- What you need to do: Which lines run from the one containing "Transcribe this image's" to the end of the listing below? Write them out exactly, both ends included, with nothing else.
◇ ◇ ◇ ◇ ◇ ◇ ◇
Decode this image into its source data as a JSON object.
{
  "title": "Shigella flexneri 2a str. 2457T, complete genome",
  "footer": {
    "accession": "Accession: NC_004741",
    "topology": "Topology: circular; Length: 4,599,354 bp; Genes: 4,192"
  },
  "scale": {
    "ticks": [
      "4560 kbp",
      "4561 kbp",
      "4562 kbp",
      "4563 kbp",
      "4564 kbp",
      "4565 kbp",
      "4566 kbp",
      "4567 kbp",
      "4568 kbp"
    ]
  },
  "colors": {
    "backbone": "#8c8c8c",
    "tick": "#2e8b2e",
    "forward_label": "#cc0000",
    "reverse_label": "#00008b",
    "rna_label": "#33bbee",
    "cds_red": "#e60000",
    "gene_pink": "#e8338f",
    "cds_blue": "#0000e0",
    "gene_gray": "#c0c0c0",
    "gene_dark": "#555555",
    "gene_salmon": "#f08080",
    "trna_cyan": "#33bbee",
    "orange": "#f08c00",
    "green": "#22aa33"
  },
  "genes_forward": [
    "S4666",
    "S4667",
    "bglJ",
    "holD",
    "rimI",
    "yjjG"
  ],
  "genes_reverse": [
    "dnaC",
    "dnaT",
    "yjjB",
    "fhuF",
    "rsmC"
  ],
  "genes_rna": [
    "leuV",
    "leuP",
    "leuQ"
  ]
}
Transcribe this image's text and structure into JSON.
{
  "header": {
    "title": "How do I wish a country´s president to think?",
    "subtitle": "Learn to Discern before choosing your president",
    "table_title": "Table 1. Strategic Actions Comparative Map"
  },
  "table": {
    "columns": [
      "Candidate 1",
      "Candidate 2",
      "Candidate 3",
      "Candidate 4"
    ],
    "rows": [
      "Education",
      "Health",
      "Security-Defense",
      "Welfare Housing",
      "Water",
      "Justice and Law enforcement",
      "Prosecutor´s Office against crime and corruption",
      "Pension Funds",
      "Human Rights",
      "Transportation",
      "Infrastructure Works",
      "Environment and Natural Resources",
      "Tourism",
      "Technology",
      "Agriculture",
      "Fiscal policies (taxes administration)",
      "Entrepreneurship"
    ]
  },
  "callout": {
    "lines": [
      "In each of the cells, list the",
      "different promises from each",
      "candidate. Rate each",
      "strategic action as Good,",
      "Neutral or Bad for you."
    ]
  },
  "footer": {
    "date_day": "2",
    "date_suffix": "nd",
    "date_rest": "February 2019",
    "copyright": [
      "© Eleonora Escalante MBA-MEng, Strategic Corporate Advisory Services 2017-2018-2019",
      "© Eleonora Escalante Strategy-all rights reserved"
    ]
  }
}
◇ ◇ ◇ ◇ ◇ ◇ ◇
- Result:
Transcribe this image's text and structure into JSON.
{
  "header": {
    "title": "How do I wish a country´s president to think?",
    "subtitle": "Learn to Discern before choosing your president",
    "table_title": "Table 1. Strategic Actions Comparative Map"
  },
  "table": {
    "columns": [
      "Candidate 1",
      "Candidate 2",
      "Candidate 3",
      "Candidate 4"
    ],
    "rows": [
      "Education",
      "Health",
      "Security-Defense",
      "Welfare Housing",
      "Water",
      "Justice and Law enforcement",
      "Prosecutor´s Office against crime and corruption",
      "Pension Funds",
      "Human Rights",
      "Transportation",
      "Infrastructure Works",
      "Environment and Natural Resources",
      "Tourism",
      "Technology",
      "Agriculture",
      "Fiscal policies (taxes administration)",
      "Entrepreneurship"
    ]
  },
  "callout": {
    "lines": [
      "In each of the cells, list the",
      "different promises from each",
      "candidate. Rate each",
      "strategic action as Good,",
      "Neutral or Bad for you."
    ]
  },
  "footer": {
    "date_day": "2",
    "date_suffix": "nd",
    "date_rest": "February 2019",
    "copyright": [
      "© Eleonora Escalante MBA-MEng, Strategic Corporate Advisory Services 2017-2018-2019",
      "© Eleonora Escalante Strategy-all rights reserved"
    ]
  }
}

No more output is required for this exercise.